--- REQUIRED WORK ---
Look for the string "dopravců" in every line, and copy each line that has it.

________________________

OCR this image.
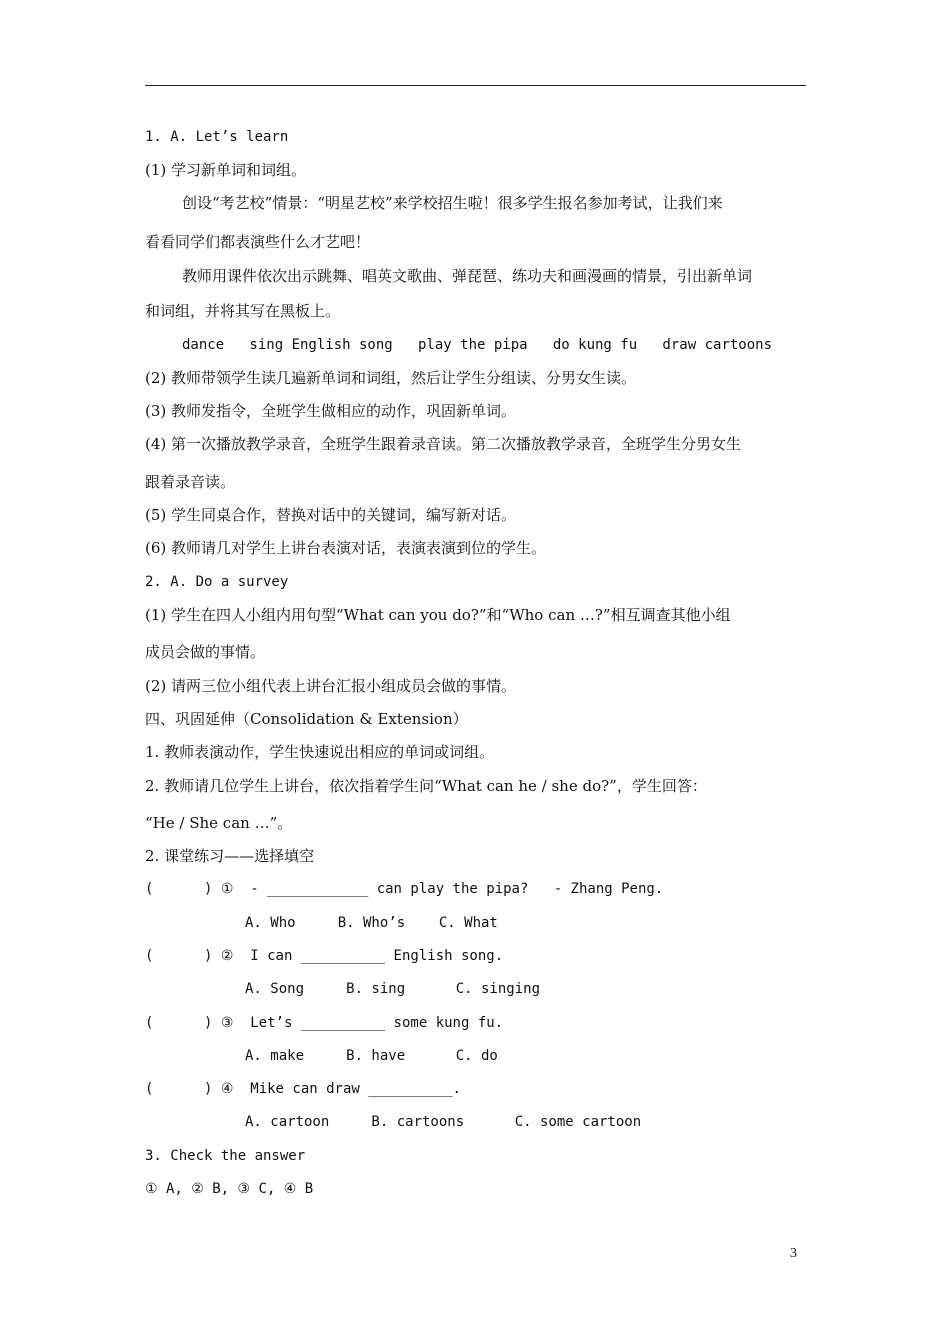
1. A. Let’s learn
(1) 学习新单词和词组。
创设“考艺校”情景：“明星艺校”来学校招生啦！很多学生报名参加考试，让我们来
看看同学们都表演些什么才艺吧！
教师用课件依次出示跳舞、唱英文歌曲、弹琵琶、练功夫和画漫画的情景，引出新单词
和词组，并将其写在黑板上。
dance   sing English song   play the pipa   do kung fu   draw cartoons
(2) 教师带领学生读几遍新单词和词组，然后让学生分组读、分男女生读。
(3) 教师发指令，全班学生做相应的动作，巩固新单词。
(4) 第一次播放教学录音，全班学生跟着录音读。第二次播放教学录音，全班学生分男女生
跟着录音读。
(5) 学生同桌合作，替换对话中的关键词，编写新对话。
(6) 教师请几对学生上讲台表演对话，表演表演到位的学生。
2. A. Do a survey
(1) 学生在四人小组内用句型“What can you do?”和“Who can …?”相互调查其他小组
成员会做的事情。
(2) 请两三位小组代表上讲台汇报小组成员会做的事情。
四、巩固延伸（Consolidation & Extension）
1. 教师表演动作，学生快速说出相应的单词或词组。
2. 教师请几位学生上讲台，依次指着学生问“What can he / she do?”，学生回答：
“He / She can …”。
2. 课堂练习——选择填空
(      ) ①  - ____________ can play the pipa?   - Zhang Peng.
A. Who     B. Who’s    C. What
(      ) ②  I can __________ English song.
A. Song     B. sing      C. singing
(      ) ③  Let’s __________ some kung fu.
A. make     B. have      C. do
(      ) ④  Mike can draw __________.
A. cartoon     B. cartoons      C. some cartoon
3. Check the answer
① A, ② B, ③ C, ④ B
3
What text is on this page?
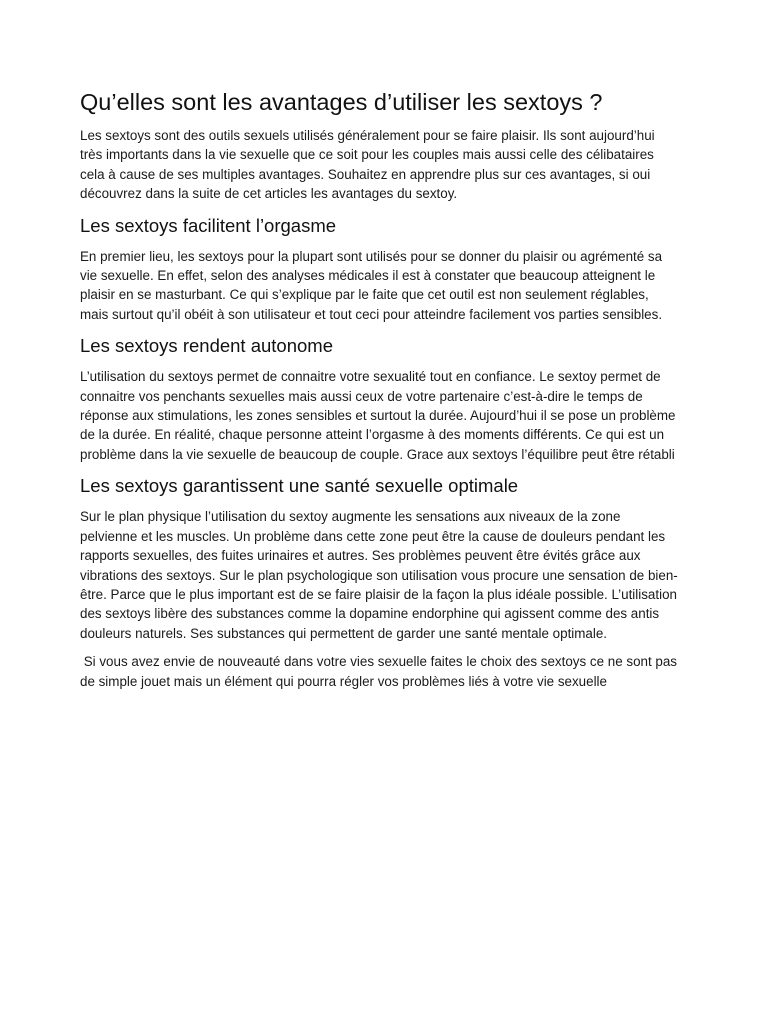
Qu’elles sont les avantages d’utiliser les sextoys ?

Les sextoys sont des outils sexuels utilisés généralement pour se faire plaisir. Ils sont aujourd’hui très importants dans la vie sexuelle que ce soit pour les couples mais aussi celle des célibataires cela à cause de ses multiples avantages. Souhaitez en apprendre plus sur ces avantages, si oui découvrez dans la suite de cet articles les avantages du sextoy.

Les sextoys facilitent l’orgasme

En premier lieu, les sextoys pour la plupart sont utilisés pour se donner du plaisir ou agrémenté sa vie sexuelle. En effet, selon des analyses médicales il est à constater que beaucoup atteignent le plaisir en se masturbant. Ce qui s’explique par le faite que cet outil est non seulement réglables, mais surtout qu’il obéit à son utilisateur et tout ceci pour atteindre facilement vos parties sensibles.

Les sextoys rendent autonome

L’utilisation du sextoys permet de connaitre votre sexualité tout en confiance. Le sextoy permet de connaitre vos penchants sexuelles mais aussi ceux de votre partenaire c’est-à-dire le temps de réponse aux stimulations, les zones sensibles et surtout la durée. Aujourd’hui il se pose un problème de la durée. En réalité, chaque personne atteint l’orgasme à des moments différents. Ce qui est un problème dans la vie sexuelle de beaucoup de couple. Grace aux sextoys l’équilibre peut être rétabli

Les sextoys garantissent une santé sexuelle optimale

Sur le plan physique l’utilisation du sextoy augmente les sensations aux niveaux de la zone pelvienne et les muscles. Un problème dans cette zone peut être la cause de douleurs pendant les rapports sexuelles, des fuites urinaires et autres. Ses problèmes peuvent être évités grâce aux vibrations des sextoys. Sur le plan psychologique son utilisation vous procure une sensation de bien-être. Parce que le plus important est de se faire plaisir de la façon la plus idéale possible. L’utilisation des sextoys libère des substances comme la dopamine endorphine qui agissent comme des antis douleurs naturels. Ses substances qui permettent de garder une santé mentale optimale.

Si vous avez envie de nouveauté dans votre vies sexuelle faites le choix des sextoys ce ne sont pas de simple jouet mais un élément qui pourra régler vos problèmes liés à votre vie sexuelle
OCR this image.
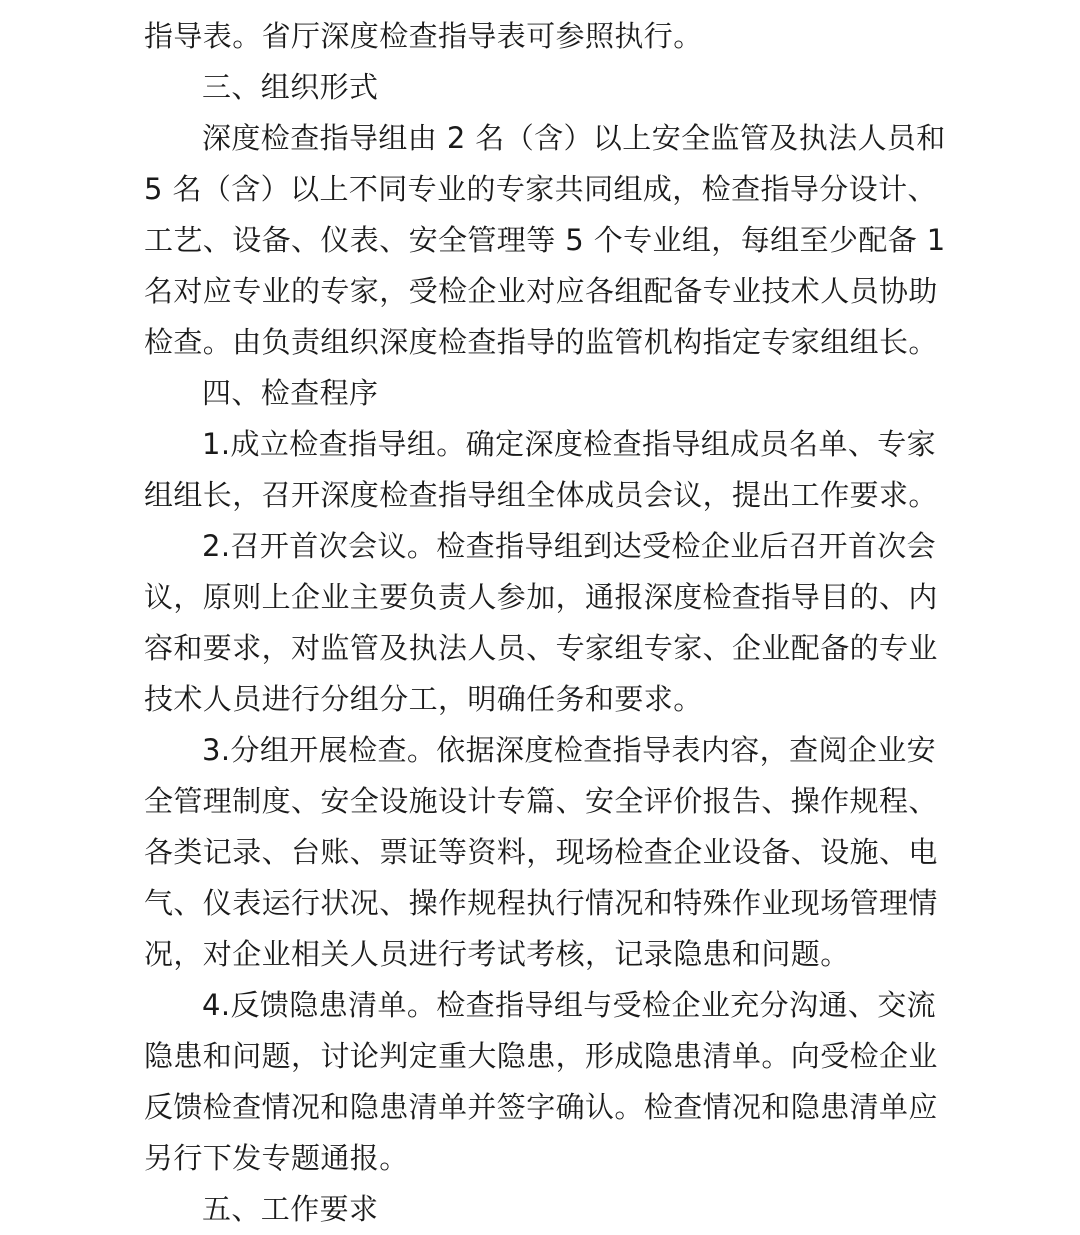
指导表。省厅深度检查指导表可参照执行。
三、组织形式
深度检查指导组由 2 名（含）以上安全监管及执法人员和
5 名（含）以上不同专业的专家共同组成，检查指导分设计、
工艺、设备、仪表、安全管理等 5 个专业组，每组至少配备 1
名对应专业的专家，受检企业对应各组配备专业技术人员协助
检查。由负责组织深度检查指导的监管机构指定专家组组长。
四、检查程序
1.成立检查指导组。确定深度检查指导组成员名单、专家
组组长，召开深度检查指导组全体成员会议，提出工作要求。
2.召开首次会议。检查指导组到达受检企业后召开首次会
议，原则上企业主要负责人参加，通报深度检查指导目的、内
容和要求，对监管及执法人员、专家组专家、企业配备的专业
技术人员进行分组分工，明确任务和要求。
3.分组开展检查。依据深度检查指导表内容，查阅企业安
全管理制度、安全设施设计专篇、安全评价报告、操作规程、
各类记录、台账、票证等资料，现场检查企业设备、设施、电
气、仪表运行状况、操作规程执行情况和特殊作业现场管理情
况，对企业相关人员进行考试考核，记录隐患和问题。
4.反馈隐患清单。检查指导组与受检企业充分沟通、交流
隐患和问题，讨论判定重大隐患，形成隐患清单。向受检企业
反馈检查情况和隐患清单并签字确认。检查情况和隐患清单应
另行下发专题通报。
五、工作要求
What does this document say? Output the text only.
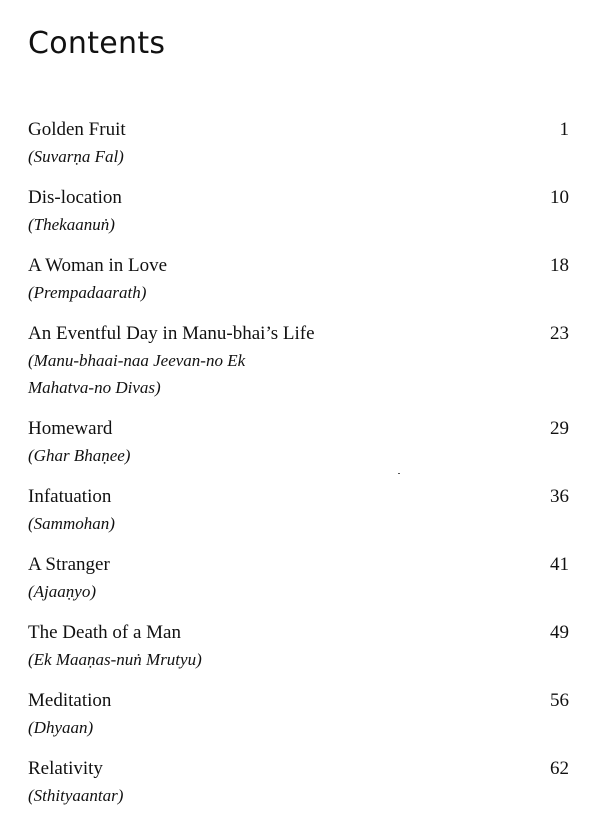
Contents
Golden Fruit
(Suvarṇa Fal)
1
Dis-location
(Thekaanuṅ)
10
A Woman in Love
(Prempadaarath)
18
An Eventful Day in Manu-bhai’s Life
(Manu-bhaai-naa Jeevan-no Ek
Mahatva-no Divas)
23
Homeward
(Ghar Bhaṇee)
29
Infatuation
(Sammohan)
36
A Stranger
(Ajaaṇyo)
41
The Death of a Man
(Ek Maaṇas-nuṅ Mrutyu)
49
Meditation
(Dhyaan)
56
Relativity
(Sthityaantar)
62
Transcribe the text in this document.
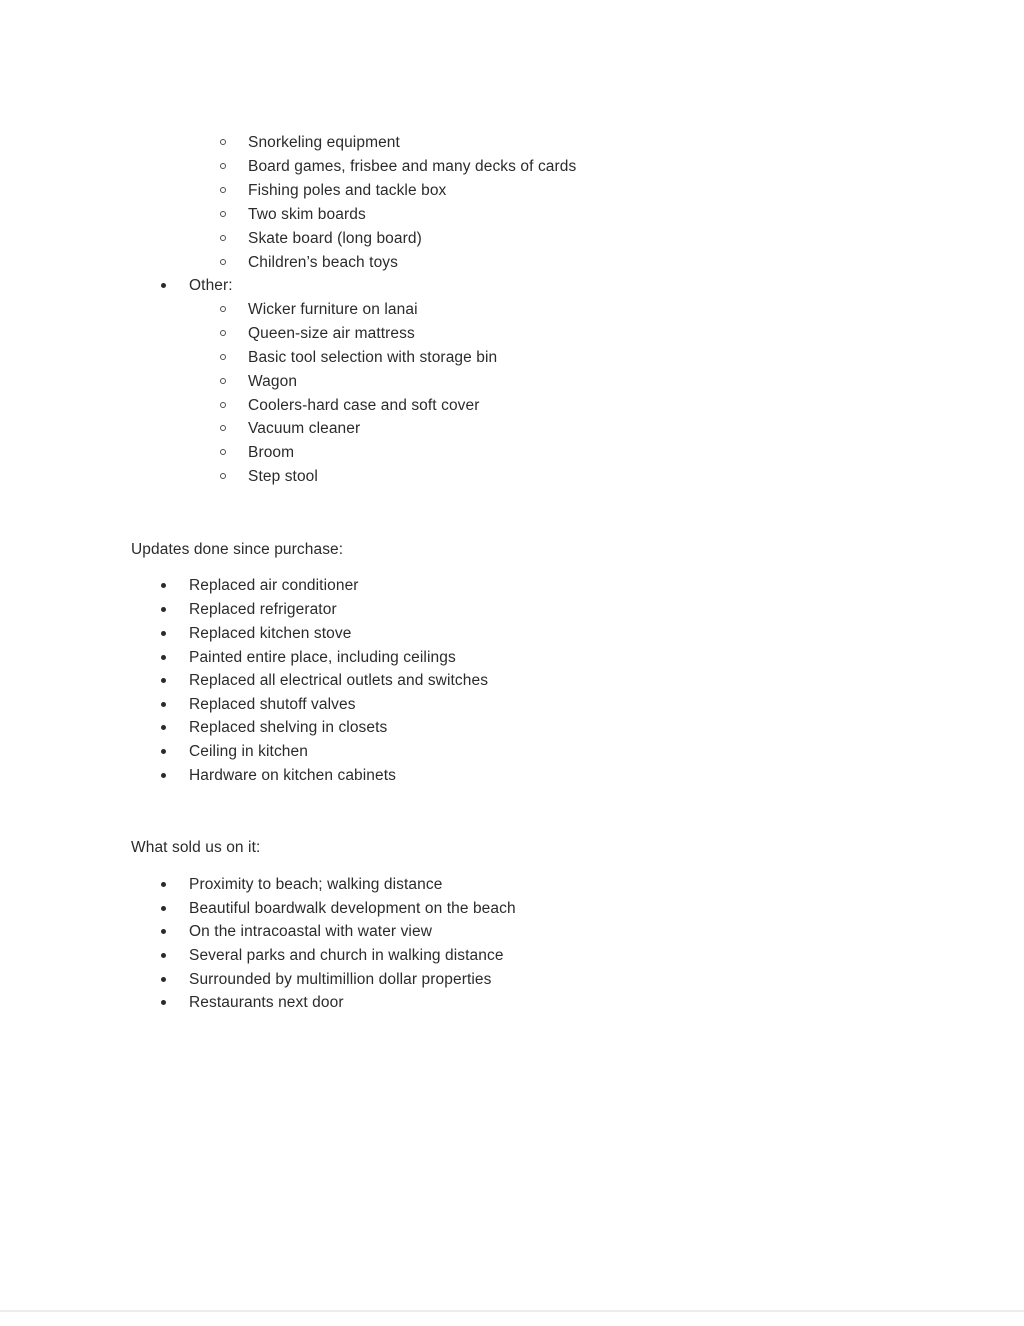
Snorkeling equipment
Board games, frisbee and many decks of cards
Fishing poles and tackle box
Two skim boards
Skate board (long board)
Children’s beach toys
Other:
Wicker furniture on lanai
Queen-size air mattress
Basic tool selection with storage bin
Wagon
Coolers-hard case and soft cover
Vacuum cleaner
Broom
Step stool
Updates done since purchase:
Replaced air conditioner
Replaced refrigerator
Replaced kitchen stove
Painted entire place, including ceilings
Replaced all electrical outlets and switches
Replaced shutoff valves
Replaced shelving in closets
Ceiling in kitchen
Hardware on kitchen cabinets
What sold us on it:
Proximity to beach; walking distance
Beautiful boardwalk development on the beach
On the intracoastal with water view
Several parks and church in walking distance
Surrounded by multimillion dollar properties
Restaurants next door
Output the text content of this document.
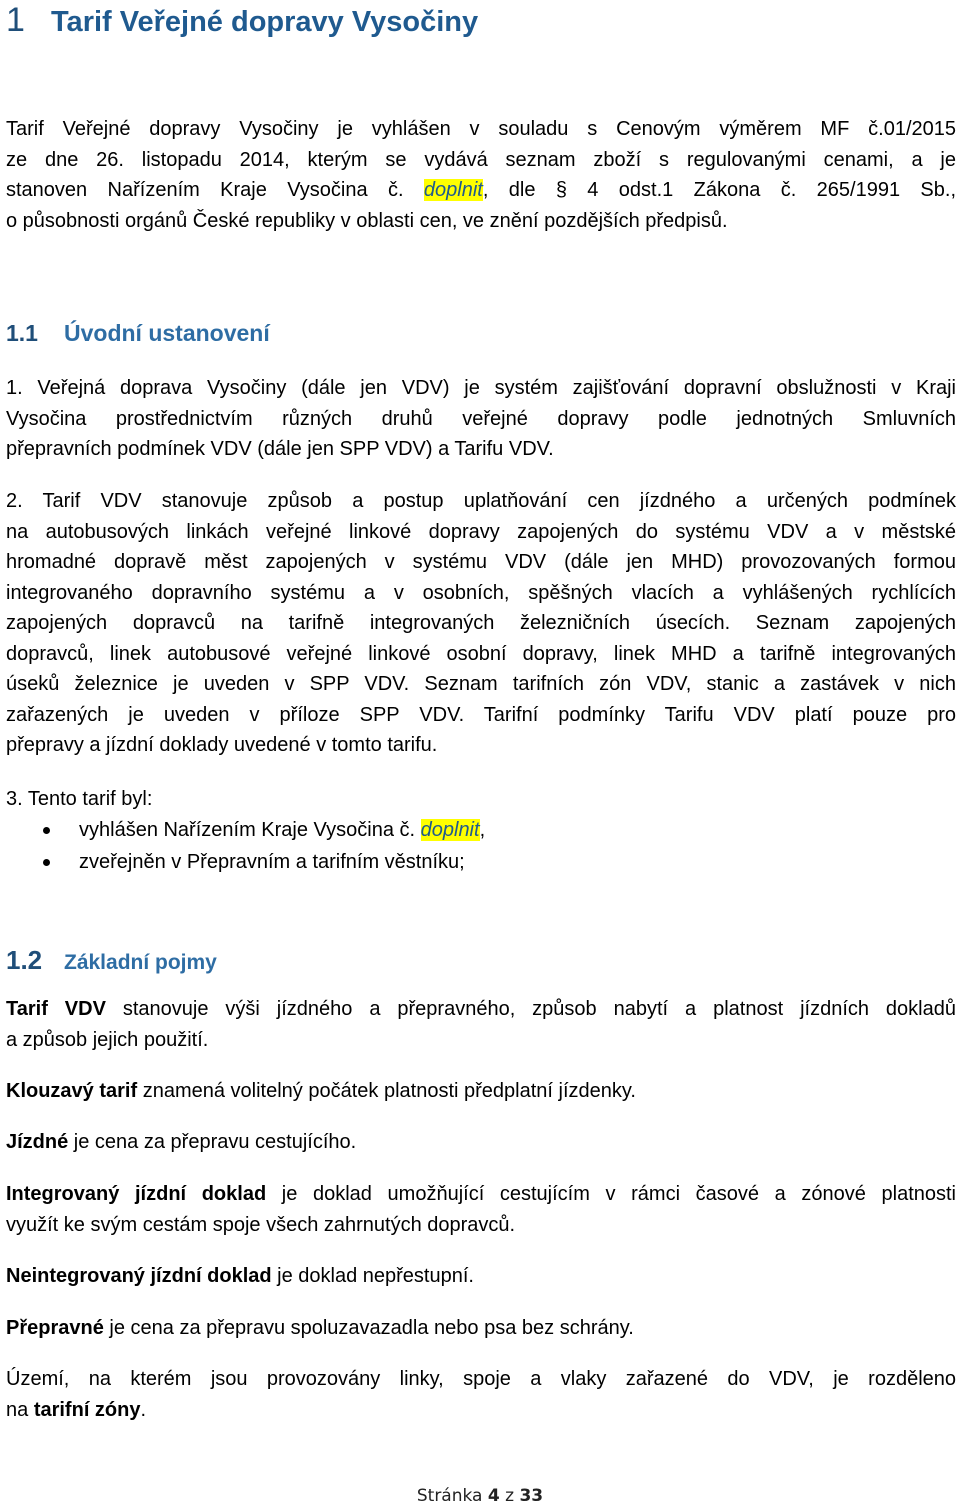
1 Tarif Veřejné dopravy Vysočiny
Tarif Veřejné dopravy Vysočiny je vyhlášen v souladu s Cenovým výměrem MF č.01/2015
ze dne 26. listopadu 2014, kterým se vydává seznam zboží s regulovanými cenami, a je
stanoven Nařízením Kraje Vysočina č. doplnit, dle § 4 odst.1 Zákona č. 265/1991 Sb.,
o působnosti orgánů České republiky v oblasti cen, ve znění pozdějších předpisů.
1.1 Úvodní ustanovení
1. Veřejná doprava Vysočiny (dále jen VDV) je systém zajišťování dopravní obslužnosti v Kraji
Vysočina prostřednictvím různých druhů veřejné dopravy podle jednotných Smluvních
přepravních podmínek VDV (dále jen SPP VDV) a Tarifu VDV.
2. Tarif VDV stanovuje způsob a postup uplatňování cen jízdného a určených podmínek
na autobusových linkách veřejné linkové dopravy zapojených do systému VDV a v městské
hromadné dopravě měst zapojených v systému VDV (dále jen MHD) provozovaných formou
integrovaného dopravního systému a v osobních, spěšných vlacích a vyhlášených rychlících
zapojených dopravců na tarifně integrovaných železničních úsecích. Seznam zapojených
dopravců, linek autobusové veřejné linkové osobní dopravy, linek MHD a tarifně integrovaných
úseků železnice je uveden v SPP VDV. Seznam tarifních zón VDV, stanic a zastávek v nich
zařazených je uveden v příloze SPP VDV. Tarifní podmínky Tarifu VDV platí pouze pro
přepravy a jízdní doklady uvedené v tomto tarifu.
3. Tento tarif byl:
vyhlášen Nařízením Kraje Vysočina č. doplnit,
zveřejněn v Přepravním a tarifním věstníku;
1.2 Základní pojmy
Tarif VDV stanovuje výši jízdného a přepravného, způsob nabytí a platnost jízdních dokladů
a způsob jejich použití.
Klouzavý tarif znamená volitelný počátek platnosti předplatní jízdenky.
Jízdné je cena za přepravu cestujícího.
Integrovaný jízdní doklad je doklad umožňující cestujícím v rámci časové a zónové platnosti
využít ke svým cestám spoje všech zahrnutých dopravců.
Neintegrovaný jízdní doklad je doklad nepřestupní.
Přepravné je cena za přepravu spoluzavazadla nebo psa bez schrány.
Území, na kterém jsou provozovány linky, spoje a vlaky zařazené do VDV, je rozděleno
na tarifní zóny.
Stránka 4 z 33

________________________

--- WRITTEN SOLUTION ---
zapojených dopravců na tarifně integrovaných železničních úsecích. Seznam zapojených
dopravců, linek autobusové veřejné linkové osobní dopravy, linek MHD a tarifně integrovaných
využít ke svým cestám spoje všech zahrnutých dopravců.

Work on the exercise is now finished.